WHAT THE TASK REQUIRES> Each line that holds the word "moros" should be returned.

----- RECORDS SHOWN

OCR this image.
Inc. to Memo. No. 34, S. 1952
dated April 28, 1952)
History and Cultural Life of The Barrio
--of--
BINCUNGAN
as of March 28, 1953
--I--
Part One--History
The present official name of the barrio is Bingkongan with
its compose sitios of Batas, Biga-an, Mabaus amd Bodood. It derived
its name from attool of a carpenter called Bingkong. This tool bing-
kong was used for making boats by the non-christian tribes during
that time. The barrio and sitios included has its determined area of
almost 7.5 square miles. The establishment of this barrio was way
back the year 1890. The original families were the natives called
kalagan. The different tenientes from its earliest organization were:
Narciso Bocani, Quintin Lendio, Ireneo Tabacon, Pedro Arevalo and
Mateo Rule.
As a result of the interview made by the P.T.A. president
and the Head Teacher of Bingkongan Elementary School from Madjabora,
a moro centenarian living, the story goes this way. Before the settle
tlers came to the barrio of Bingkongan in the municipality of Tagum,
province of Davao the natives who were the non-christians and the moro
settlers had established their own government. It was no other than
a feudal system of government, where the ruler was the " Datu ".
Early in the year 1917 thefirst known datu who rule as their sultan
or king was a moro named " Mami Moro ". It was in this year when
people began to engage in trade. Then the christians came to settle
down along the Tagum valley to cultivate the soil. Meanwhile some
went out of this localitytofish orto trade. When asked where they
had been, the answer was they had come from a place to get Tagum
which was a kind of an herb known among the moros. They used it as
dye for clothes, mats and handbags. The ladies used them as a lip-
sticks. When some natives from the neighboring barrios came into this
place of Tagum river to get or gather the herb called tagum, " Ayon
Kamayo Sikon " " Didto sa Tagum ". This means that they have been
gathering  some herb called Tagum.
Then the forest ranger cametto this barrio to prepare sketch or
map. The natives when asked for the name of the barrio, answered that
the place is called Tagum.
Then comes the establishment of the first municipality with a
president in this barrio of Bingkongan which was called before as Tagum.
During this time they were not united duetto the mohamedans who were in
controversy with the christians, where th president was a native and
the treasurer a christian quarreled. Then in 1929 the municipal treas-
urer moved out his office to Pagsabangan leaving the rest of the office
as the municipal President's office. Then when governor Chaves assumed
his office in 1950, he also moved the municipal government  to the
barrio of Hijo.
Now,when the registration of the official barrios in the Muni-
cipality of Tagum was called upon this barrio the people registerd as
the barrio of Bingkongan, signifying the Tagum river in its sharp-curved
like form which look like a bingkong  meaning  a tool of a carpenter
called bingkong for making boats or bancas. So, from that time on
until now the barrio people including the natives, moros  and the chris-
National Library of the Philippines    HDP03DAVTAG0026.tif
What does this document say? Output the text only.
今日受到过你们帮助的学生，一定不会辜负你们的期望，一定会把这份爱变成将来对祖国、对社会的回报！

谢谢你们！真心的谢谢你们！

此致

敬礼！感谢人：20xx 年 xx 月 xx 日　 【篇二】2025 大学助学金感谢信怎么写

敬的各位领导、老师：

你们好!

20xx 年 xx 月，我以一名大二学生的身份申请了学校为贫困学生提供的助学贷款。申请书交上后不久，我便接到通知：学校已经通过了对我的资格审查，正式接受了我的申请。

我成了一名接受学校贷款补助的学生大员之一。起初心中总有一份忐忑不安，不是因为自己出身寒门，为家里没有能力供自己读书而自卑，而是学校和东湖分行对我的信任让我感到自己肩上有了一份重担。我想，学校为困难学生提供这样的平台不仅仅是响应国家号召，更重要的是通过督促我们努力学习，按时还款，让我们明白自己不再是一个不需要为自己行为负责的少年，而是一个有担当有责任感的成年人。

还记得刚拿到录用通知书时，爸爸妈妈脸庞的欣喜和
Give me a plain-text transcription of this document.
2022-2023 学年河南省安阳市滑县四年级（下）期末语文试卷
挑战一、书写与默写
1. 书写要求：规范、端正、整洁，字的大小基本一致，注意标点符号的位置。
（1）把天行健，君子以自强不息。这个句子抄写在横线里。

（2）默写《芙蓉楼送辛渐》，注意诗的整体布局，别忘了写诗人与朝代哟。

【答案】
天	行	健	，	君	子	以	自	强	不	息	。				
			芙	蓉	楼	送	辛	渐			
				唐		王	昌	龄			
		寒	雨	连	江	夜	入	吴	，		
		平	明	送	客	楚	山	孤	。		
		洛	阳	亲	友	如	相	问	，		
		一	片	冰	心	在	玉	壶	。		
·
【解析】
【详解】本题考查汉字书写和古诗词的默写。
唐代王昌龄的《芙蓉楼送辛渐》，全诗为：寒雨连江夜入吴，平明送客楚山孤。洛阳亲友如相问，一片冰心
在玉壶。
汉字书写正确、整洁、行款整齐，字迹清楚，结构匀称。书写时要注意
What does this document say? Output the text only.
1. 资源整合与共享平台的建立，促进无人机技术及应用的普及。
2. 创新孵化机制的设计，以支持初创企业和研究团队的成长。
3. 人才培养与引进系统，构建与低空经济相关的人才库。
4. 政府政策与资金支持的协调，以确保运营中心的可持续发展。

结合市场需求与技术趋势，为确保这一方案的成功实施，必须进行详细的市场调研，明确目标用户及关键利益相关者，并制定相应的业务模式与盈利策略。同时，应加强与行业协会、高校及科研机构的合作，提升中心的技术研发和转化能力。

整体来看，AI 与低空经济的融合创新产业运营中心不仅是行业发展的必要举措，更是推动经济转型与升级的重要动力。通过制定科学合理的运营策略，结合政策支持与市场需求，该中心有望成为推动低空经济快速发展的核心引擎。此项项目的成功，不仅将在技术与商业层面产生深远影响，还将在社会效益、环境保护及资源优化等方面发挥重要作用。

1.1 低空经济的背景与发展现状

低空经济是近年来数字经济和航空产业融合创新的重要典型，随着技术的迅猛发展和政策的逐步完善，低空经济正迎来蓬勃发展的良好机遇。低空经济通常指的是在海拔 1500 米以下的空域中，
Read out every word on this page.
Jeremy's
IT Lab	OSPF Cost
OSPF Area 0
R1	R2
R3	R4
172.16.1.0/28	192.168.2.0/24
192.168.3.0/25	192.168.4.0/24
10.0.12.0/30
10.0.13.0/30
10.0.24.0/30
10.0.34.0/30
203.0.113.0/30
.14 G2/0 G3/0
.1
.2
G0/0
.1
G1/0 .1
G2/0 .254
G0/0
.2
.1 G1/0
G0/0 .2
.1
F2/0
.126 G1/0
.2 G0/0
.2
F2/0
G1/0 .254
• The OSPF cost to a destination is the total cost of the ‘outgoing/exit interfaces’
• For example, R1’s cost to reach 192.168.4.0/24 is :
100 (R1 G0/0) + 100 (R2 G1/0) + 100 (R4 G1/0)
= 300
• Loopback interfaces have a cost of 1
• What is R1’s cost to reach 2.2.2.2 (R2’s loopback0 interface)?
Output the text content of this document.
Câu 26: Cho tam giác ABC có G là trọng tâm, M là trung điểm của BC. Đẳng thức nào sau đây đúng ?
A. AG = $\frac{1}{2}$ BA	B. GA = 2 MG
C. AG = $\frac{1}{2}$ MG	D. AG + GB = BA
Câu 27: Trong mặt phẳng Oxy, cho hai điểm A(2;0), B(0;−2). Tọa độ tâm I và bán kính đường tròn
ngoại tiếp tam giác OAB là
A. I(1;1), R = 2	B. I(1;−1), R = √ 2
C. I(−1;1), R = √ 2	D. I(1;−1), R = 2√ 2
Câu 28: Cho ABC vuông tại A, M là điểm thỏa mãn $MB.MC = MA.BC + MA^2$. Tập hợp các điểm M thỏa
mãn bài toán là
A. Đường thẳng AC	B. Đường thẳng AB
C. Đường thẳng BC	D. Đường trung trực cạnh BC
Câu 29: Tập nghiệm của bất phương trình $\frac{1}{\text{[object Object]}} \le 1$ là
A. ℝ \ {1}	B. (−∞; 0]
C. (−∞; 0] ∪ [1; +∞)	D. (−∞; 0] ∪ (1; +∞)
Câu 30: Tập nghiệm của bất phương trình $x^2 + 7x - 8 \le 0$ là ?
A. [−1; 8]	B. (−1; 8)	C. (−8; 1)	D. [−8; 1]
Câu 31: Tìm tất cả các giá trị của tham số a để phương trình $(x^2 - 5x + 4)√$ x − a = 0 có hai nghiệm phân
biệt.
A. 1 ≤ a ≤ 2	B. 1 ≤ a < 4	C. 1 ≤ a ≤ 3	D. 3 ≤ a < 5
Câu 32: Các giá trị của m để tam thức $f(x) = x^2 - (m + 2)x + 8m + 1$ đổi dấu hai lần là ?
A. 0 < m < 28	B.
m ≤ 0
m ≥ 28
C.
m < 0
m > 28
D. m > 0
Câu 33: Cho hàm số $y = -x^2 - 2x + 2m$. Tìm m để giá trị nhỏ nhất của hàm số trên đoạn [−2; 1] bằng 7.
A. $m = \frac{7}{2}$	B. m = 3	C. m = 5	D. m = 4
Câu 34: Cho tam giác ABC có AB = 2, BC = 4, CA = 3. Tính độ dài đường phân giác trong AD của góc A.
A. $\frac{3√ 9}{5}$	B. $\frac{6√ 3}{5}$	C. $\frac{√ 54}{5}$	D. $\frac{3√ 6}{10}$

----------

EXPECTED ANSWER>
which was a kind of an herb known among the moros. They used it as
until now the barrio people including the natives, moros  and the chris-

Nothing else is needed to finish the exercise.